Data for the task
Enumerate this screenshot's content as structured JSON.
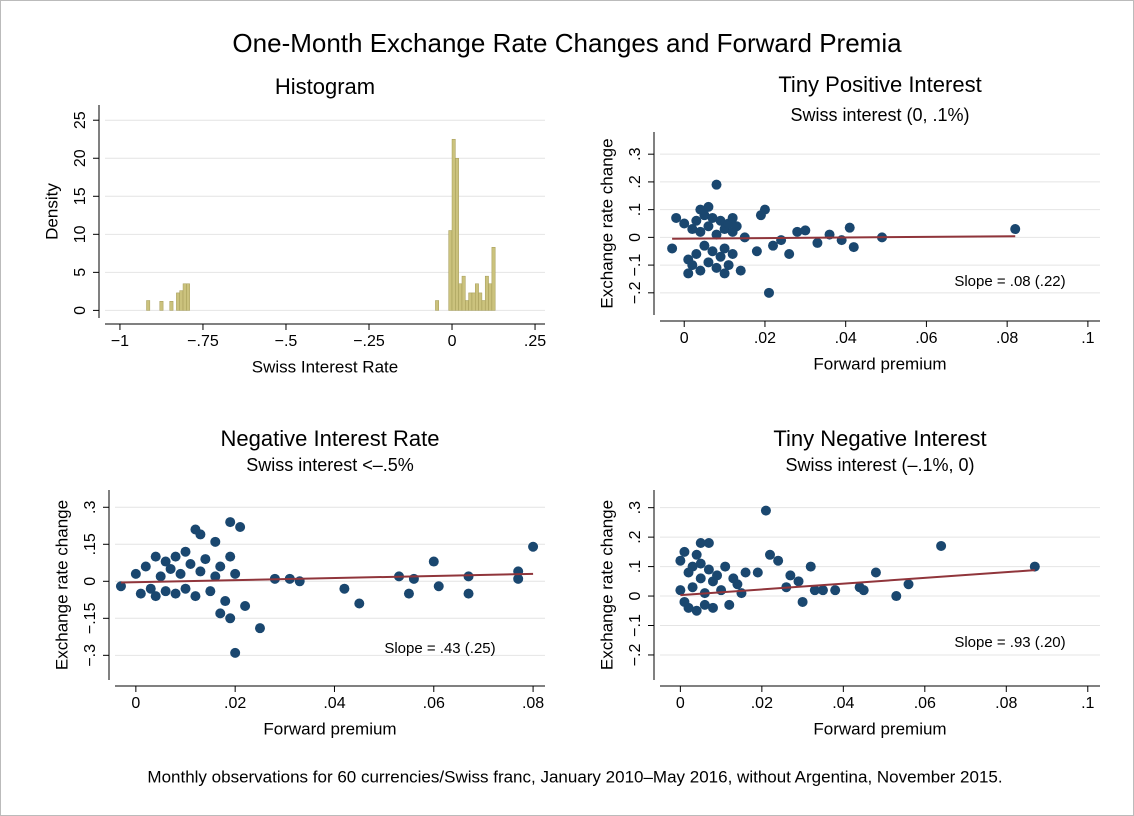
{
  "title": "One-Month Exchange Rate Changes and Forward Premia",
  "note": "Monthly observations for 60 currencies/Swiss franc, January 2010–May 2016, without Argentina, November 2015.",
  "chart_data": [
    {
      "type": "histogram",
      "title": "Histogram",
      "x_label": "Swiss Interest Rate",
      "y_label": "Density",
      "color": "#cbc27d",
      "grid": true,
      "bins": [
        -0.93,
        -0.92,
        -0.91,
        -0.9,
        -0.89,
        -0.88,
        -0.87,
        -0.86,
        -0.85,
        -0.84,
        -0.83,
        -0.82,
        -0.81,
        -0.8,
        -0.79,
        -0.78,
        -0.77,
        -0.76,
        -0.75,
        -0.74,
        -0.73,
        -0.72,
        -0.71,
        -0.7,
        -0.69,
        -0.68,
        -0.67,
        -0.66,
        -0.65,
        -0.64,
        -0.63,
        -0.62,
        -0.61,
        -0.6,
        -0.59,
        -0.58,
        -0.57,
        -0.56,
        -0.55,
        -0.54,
        -0.53,
        -0.52,
        -0.51,
        -0.5,
        -0.49,
        -0.48,
        -0.47,
        -0.46,
        -0.45,
        -0.44,
        -0.43,
        -0.42,
        -0.41,
        -0.4,
        -0.39,
        -0.38,
        -0.37,
        -0.36,
        -0.35,
        -0.34,
        -0.33,
        -0.32,
        -0.31,
        -0.3,
        -0.29,
        -0.28,
        -0.27,
        -0.26,
        -0.25,
        -0.24,
        -0.23,
        -0.22,
        -0.21,
        -0.2,
        -0.19,
        -0.18,
        -0.17,
        -0.16,
        -0.15,
        -0.14,
        -0.13,
        -0.12,
        -0.11,
        -0.1,
        -0.09,
        -0.08,
        -0.07,
        -0.06,
        -0.05,
        -0.04,
        -0.03,
        -0.02,
        -0.01,
        0,
        0.01,
        0.02,
        0.03,
        0.04,
        0.05,
        0.06,
        0.07,
        0.08,
        0.09,
        0.1,
        0.11,
        0.12,
        0.13,
        0.14,
        0.15
      ],
      "counts": [
        0,
        1.3,
        0,
        0,
        0,
        1.2,
        0,
        0,
        1.2,
        0,
        2.3,
        2.6,
        3.5,
        3.5,
        0,
        0,
        0,
        0,
        0,
        0,
        0,
        0,
        0,
        0,
        0,
        0,
        0,
        0,
        0,
        0,
        0,
        0,
        0,
        0,
        0,
        0,
        0,
        0,
        0,
        0,
        0,
        0,
        0,
        0,
        0,
        0,
        0,
        0,
        0,
        0,
        0,
        0,
        0,
        0,
        0,
        0,
        0,
        0,
        0,
        0,
        0,
        0,
        0,
        0,
        0,
        0,
        0,
        0,
        0,
        0,
        0,
        0,
        0,
        0,
        0,
        0,
        0,
        0,
        0,
        0,
        0,
        0,
        0,
        0,
        0,
        0,
        0,
        0,
        1.3,
        0,
        0,
        0,
        10.5,
        22.5,
        20,
        3.5,
        4.5,
        1.3,
        2.3,
        2.3,
        3.5,
        2.3,
        1.3,
        4.5,
        3.5,
        8.3,
        0,
        0
      ],
      "xlim": [
        -1.045,
        0.28
      ],
      "ylim": [
        -1,
        27
      ],
      "xticks": [
        {
          "value": -1,
          "label": "−1"
        },
        {
          "value": -0.75,
          "label": "−.75"
        },
        {
          "value": -0.5,
          "label": "−.5"
        },
        {
          "value": -0.25,
          "label": "−.25"
        },
        0,
        {
          "value": 0.25,
          "label": ".25"
        }
      ],
      "yticks": [
        0,
        5,
        10,
        15,
        20,
        25
      ]
    },
    {
      "type": "scatter",
      "title": "Tiny Positive Interest",
      "subtitle": "Swiss interest (0, .1%)",
      "x_label": "Forward premium",
      "y_label": "Exchange rate change",
      "color": "#1a476f",
      "grid": true,
      "annotation": "Slope = .08 (.22)",
      "x": [
        0,
        0.001,
        0.002,
        0.002,
        0.003,
        0.003,
        0.004,
        0.004,
        0.005,
        0.005,
        0.006,
        0.006,
        0.007,
        0.007,
        0.008,
        0.008,
        0.009,
        0.009,
        0.01,
        0.01,
        0.011,
        0.011,
        0.012,
        0.012,
        0.013,
        0.008,
        0.021,
        0.02,
        0.019,
        0.026,
        0.028,
        0.03,
        0.033,
        0.036,
        0.039,
        0.041,
        0.042,
        0.049,
        0.082,
        0.024,
        0.022,
        0.018,
        0.015,
        0.014,
        -0.003,
        -0.002,
        0.001,
        0.004,
        0.006,
        0.01,
        0.012
      ],
      "y": [
        0.05,
        -0.08,
        0.03,
        -0.1,
        0.06,
        -0.06,
        0.02,
        -0.12,
        0.08,
        -0.03,
        0.04,
        -0.09,
        0.07,
        -0.05,
        0.01,
        -0.11,
        0.06,
        -0.07,
        0.03,
        -0.04,
        0.05,
        -0.1,
        0.02,
        -0.06,
        0.04,
        0.19,
        -0.2,
        0.1,
        0.08,
        -0.06,
        0.02,
        0.025,
        -0.02,
        0.01,
        -0.01,
        0.035,
        -0.035,
        0,
        0.03,
        -0.01,
        -0.03,
        -0.05,
        0,
        -0.12,
        -0.04,
        0.07,
        -0.13,
        0.1,
        0.11,
        -0.13,
        0.07
      ],
      "fit": {
        "x": [
          -0.003,
          0.082
        ],
        "y": [
          -0.005,
          0.004
        ],
        "color": "#90353b"
      },
      "xlim": [
        -0.006,
        0.103
      ],
      "ylim": [
        -0.28,
        0.38
      ],
      "xticks": [
        0,
        {
          "value": 0.02,
          "label": ".02"
        },
        {
          "value": 0.04,
          "label": ".04"
        },
        {
          "value": 0.06,
          "label": ".06"
        },
        {
          "value": 0.08,
          "label": ".08"
        },
        {
          "value": 0.1,
          "label": ".1"
        }
      ],
      "yticks": [
        {
          "value": -0.2,
          "label": "−.2"
        },
        {
          "value": -0.1,
          "label": "−.1"
        },
        0,
        {
          "value": 0.1,
          "label": ".1"
        },
        {
          "value": 0.2,
          "label": ".2"
        },
        {
          "value": 0.3,
          "label": ".3"
        }
      ]
    },
    {
      "type": "scatter",
      "title": "Negative Interest Rate",
      "subtitle": "Swiss interest <–.5%",
      "x_label": "Forward premium",
      "y_label": "Exchange rate change",
      "color": "#1a476f",
      "grid": true,
      "annotation": "Slope = .43 (.25)",
      "x": [
        0,
        0.001,
        0.002,
        0.003,
        0.004,
        0.004,
        0.005,
        0.006,
        0.006,
        0.007,
        0.008,
        0.008,
        0.009,
        0.01,
        0.01,
        0.011,
        0.012,
        0.013,
        0.014,
        0.015,
        0.016,
        0.017,
        0.018,
        0.019,
        0.02,
        0.019,
        0.021,
        0.012,
        0.013,
        0.016,
        0.019,
        0.02,
        0.025,
        0.017,
        0.022,
        0.042,
        0.045,
        0.053,
        0.055,
        0.056,
        0.06,
        0.061,
        0.067,
        0.067,
        0.077,
        0.077,
        0.08,
        -0.003,
        0.028,
        0.031,
        0.033
      ],
      "y": [
        0.03,
        -0.05,
        0.06,
        -0.03,
        0.1,
        -0.06,
        0.02,
        0.08,
        -0.04,
        0.05,
        0.1,
        -0.05,
        0.03,
        0.12,
        -0.03,
        0.07,
        -0.06,
        0.04,
        0.09,
        -0.04,
        0.02,
        0.06,
        -0.08,
        0.1,
        0.03,
        0.24,
        0.22,
        0.21,
        0.19,
        0.16,
        -0.15,
        -0.29,
        -0.19,
        -0.13,
        -0.1,
        -0.03,
        -0.09,
        0.02,
        -0.05,
        0.01,
        0.08,
        -0.02,
        0.02,
        -0.05,
        0.04,
        0.01,
        0.14,
        -0.02,
        0.01,
        0.01,
        0
      ],
      "fit": {
        "x": [
          -0.003,
          0.08
        ],
        "y": [
          -0.005,
          0.03
        ],
        "color": "#90353b"
      },
      "xlim": [
        -0.0042,
        0.0824
      ],
      "ylim": [
        -0.4,
        0.37
      ],
      "xticks": [
        0,
        {
          "value": 0.02,
          "label": ".02"
        },
        {
          "value": 0.04,
          "label": ".04"
        },
        {
          "value": 0.06,
          "label": ".06"
        },
        {
          "value": 0.08,
          "label": ".08"
        }
      ],
      "yticks": [
        {
          "value": -0.3,
          "label": "−.3"
        },
        {
          "value": -0.15,
          "label": "−.15"
        },
        0,
        {
          "value": 0.15,
          "label": ".15"
        },
        {
          "value": 0.3,
          "label": ".3"
        }
      ]
    },
    {
      "type": "scatter",
      "title": "Tiny Negative Interest",
      "subtitle": "Swiss interest (–.1%, 0)",
      "x_label": "Forward premium",
      "y_label": "Exchange rate change",
      "color": "#1a476f",
      "grid": true,
      "annotation": "Slope = .93 (.20)",
      "x": [
        0,
        0,
        0.001,
        0.001,
        0.002,
        0.002,
        0.003,
        0.003,
        0.004,
        0.004,
        0.005,
        0.005,
        0.006,
        0.006,
        0.007,
        0.008,
        0.008,
        0.009,
        0.01,
        0.011,
        0.012,
        0.013,
        0.014,
        0.015,
        0.016,
        0.021,
        0.005,
        0.007,
        0.064,
        0.087,
        0.048,
        0.056,
        0.053,
        0.044,
        0.045,
        0.038,
        0.032,
        0.024,
        0.022,
        0.019,
        0.027,
        0.029,
        0.026,
        0.03,
        0.033,
        0.035
      ],
      "y": [
        0.02,
        0.12,
        -0.02,
        0.15,
        0.08,
        -0.04,
        0.1,
        0.03,
        0.14,
        -0.05,
        0.06,
        0.11,
        0.01,
        -0.03,
        0.09,
        0.05,
        -0.04,
        0.07,
        0.02,
        0.1,
        -0.03,
        0.06,
        0.04,
        0.01,
        0.08,
        0.29,
        0.18,
        0.18,
        0.17,
        0.1,
        0.08,
        0.04,
        0,
        0.03,
        0.02,
        0.02,
        0.1,
        0.12,
        0.14,
        0.08,
        0.07,
        0.05,
        0.03,
        -0.02,
        0.02,
        0.02
      ],
      "fit": {
        "x": [
          0,
          0.087
        ],
        "y": [
          0.003,
          0.088
        ],
        "color": "#90353b"
      },
      "xlim": [
        -0.005,
        0.103
      ],
      "ylim": [
        -0.285,
        0.36
      ],
      "xticks": [
        0,
        {
          "value": 0.02,
          "label": ".02"
        },
        {
          "value": 0.04,
          "label": ".04"
        },
        {
          "value": 0.06,
          "label": ".06"
        },
        {
          "value": 0.08,
          "label": ".08"
        },
        {
          "value": 0.1,
          "label": ".1"
        }
      ],
      "yticks": [
        {
          "value": -0.2,
          "label": "−.2"
        },
        {
          "value": -0.1,
          "label": "−.1"
        },
        0,
        {
          "value": 0.1,
          "label": ".1"
        },
        {
          "value": 0.2,
          "label": ".2"
        },
        {
          "value": 0.3,
          "label": ".3"
        }
      ]
    }
  ]
}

The task
Look over the listing. Pull out every line with the string "Tiny" in it.

Response for this exercise
      "title": "Tiny Positive Interest",
      "title": "Tiny Negative Interest",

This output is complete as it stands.